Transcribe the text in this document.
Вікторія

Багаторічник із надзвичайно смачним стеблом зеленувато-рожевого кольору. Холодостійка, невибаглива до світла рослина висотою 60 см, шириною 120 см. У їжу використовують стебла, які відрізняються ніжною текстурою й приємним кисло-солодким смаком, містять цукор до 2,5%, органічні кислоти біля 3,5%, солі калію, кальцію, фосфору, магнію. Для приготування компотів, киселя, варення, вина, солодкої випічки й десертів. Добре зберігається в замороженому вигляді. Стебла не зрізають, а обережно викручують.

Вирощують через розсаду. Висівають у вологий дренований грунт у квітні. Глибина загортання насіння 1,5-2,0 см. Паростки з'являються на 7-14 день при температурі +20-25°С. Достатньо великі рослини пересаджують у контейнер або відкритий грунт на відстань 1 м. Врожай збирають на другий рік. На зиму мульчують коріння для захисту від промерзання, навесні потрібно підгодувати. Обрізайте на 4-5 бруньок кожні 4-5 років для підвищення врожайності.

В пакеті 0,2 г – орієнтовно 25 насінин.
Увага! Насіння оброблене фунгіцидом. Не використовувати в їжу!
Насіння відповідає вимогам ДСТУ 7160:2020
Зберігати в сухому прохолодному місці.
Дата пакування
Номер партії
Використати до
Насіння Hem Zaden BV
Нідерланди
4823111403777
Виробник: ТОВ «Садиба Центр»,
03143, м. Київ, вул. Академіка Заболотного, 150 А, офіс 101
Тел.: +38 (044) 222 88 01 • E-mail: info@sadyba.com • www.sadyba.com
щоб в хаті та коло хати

§ **WHAT YOU HAVE TO DO**:
All of the data above should be transcribed exactly.

§ **EXERCISE SOLUTION**:
Transcribe the text in this document.
Вікторія

Багаторічник із надзвичайно смачним стеблом зеленувато-рожевого кольору. Холодостійка, невибаглива до світла рослина висотою 60 см, шириною 120 см. У їжу використовують стебла, які відрізняються ніжною текстурою й приємним кисло-солодким смаком, містять цукор до 2,5%, органічні кислоти біля 3,5%, солі калію, кальцію, фосфору, магнію. Для приготування компотів, киселя, варення, вина, солодкої випічки й десертів. Добре зберігається в замороженому вигляді. Стебла не зрізають, а обережно викручують.

Вирощують через розсаду. Висівають у вологий дренований грунт у квітні. Глибина загортання насіння 1,5-2,0 см. Паростки з'являються на 7-14 день при температурі +20-25°С. Достатньо великі рослини пересаджують у контейнер або відкритий грунт на відстань 1 м. Врожай збирають на другий рік. На зиму мульчують коріння для захисту від промерзання, навесні потрібно підгодувати. Обрізайте на 4-5 бруньок кожні 4-5 років для підвищення врожайності.

В пакеті 0,2 г – орієнтовно 25 насінин.
Увага! Насіння оброблене фунгіцидом. Не використовувати в їжу!
Насіння відповідає вимогам ДСТУ 7160:2020
Зберігати в сухому прохолодному місці.
Дата пакування
Номер партії
Використати до
Насіння Hem Zaden BV
Нідерланди
4823111403777
Виробник: ТОВ «Садиба Центр»,
03143, м. Київ, вул. Академіка Заболотного, 150 А, офіс 101
Тел.: +38 (044) 222 88 01 • E-mail: info@sadyba.com • www.sadyba.com
щоб в хаті та коло хати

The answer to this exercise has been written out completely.